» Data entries
•••••

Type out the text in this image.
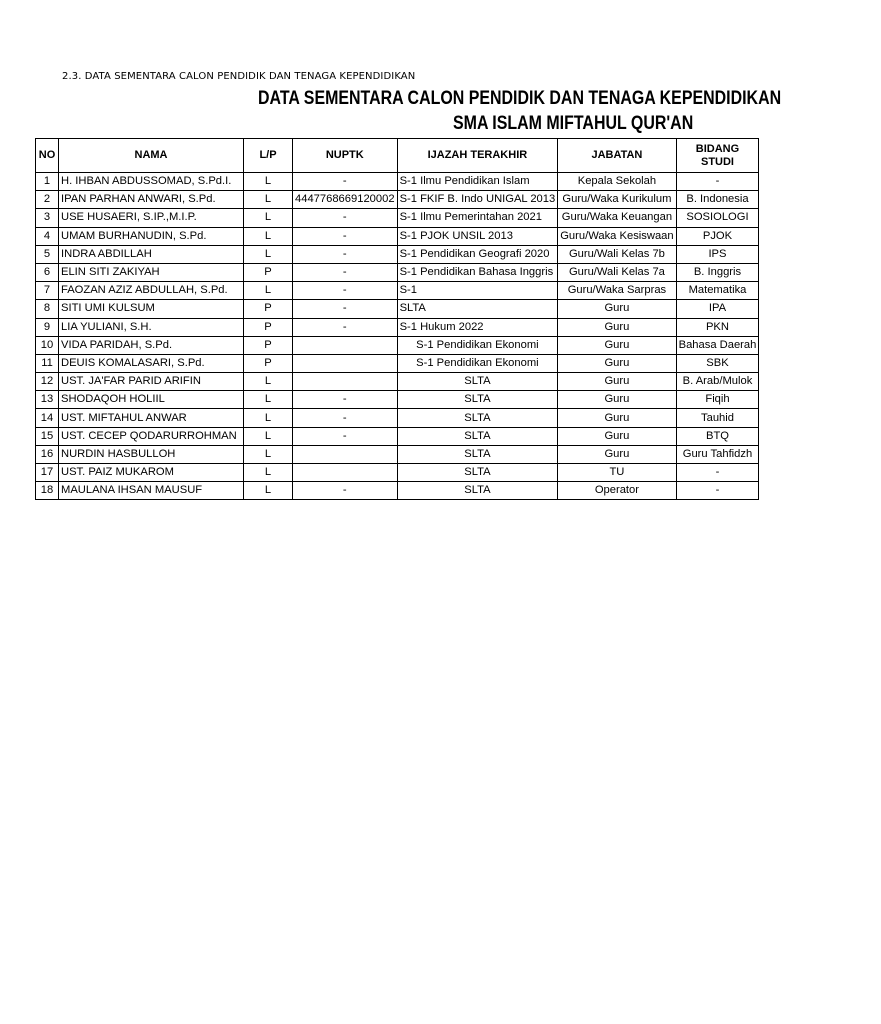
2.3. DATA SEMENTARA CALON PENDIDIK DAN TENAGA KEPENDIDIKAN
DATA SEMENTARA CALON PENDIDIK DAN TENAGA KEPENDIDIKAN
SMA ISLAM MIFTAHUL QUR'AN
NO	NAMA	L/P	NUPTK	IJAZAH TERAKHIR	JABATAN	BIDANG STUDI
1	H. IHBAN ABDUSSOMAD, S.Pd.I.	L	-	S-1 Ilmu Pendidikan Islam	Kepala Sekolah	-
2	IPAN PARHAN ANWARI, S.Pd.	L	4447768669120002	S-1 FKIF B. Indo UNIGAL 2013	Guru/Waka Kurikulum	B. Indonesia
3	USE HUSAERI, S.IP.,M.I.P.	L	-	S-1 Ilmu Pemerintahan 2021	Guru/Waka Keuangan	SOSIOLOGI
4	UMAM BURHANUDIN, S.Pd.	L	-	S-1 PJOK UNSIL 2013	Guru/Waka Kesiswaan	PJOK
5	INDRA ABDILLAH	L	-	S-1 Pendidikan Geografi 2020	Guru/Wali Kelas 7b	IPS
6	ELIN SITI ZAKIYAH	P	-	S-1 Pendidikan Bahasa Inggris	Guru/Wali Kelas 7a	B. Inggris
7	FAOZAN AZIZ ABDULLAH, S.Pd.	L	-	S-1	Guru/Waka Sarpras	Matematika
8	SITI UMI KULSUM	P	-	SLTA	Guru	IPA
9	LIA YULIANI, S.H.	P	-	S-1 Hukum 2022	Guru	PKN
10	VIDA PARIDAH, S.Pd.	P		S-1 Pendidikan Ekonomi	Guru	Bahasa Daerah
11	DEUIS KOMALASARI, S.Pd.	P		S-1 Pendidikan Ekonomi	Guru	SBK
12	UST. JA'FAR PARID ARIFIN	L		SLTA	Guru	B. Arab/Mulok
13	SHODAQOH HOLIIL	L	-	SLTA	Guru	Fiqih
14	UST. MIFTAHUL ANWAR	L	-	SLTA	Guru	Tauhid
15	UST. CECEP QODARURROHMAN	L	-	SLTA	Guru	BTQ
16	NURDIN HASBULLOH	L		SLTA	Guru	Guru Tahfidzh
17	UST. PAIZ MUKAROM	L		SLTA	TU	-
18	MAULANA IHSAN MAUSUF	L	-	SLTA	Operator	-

•••••

» Task brief
Isolate the lines that hold the word "CALON" and copy all of them.

» Problem solution
2.3. DATA SEMENTARA CALON PENDIDIK DAN TENAGA KEPENDIDIKAN
DATA SEMENTARA CALON PENDIDIK DAN TENAGA KEPENDIDIKAN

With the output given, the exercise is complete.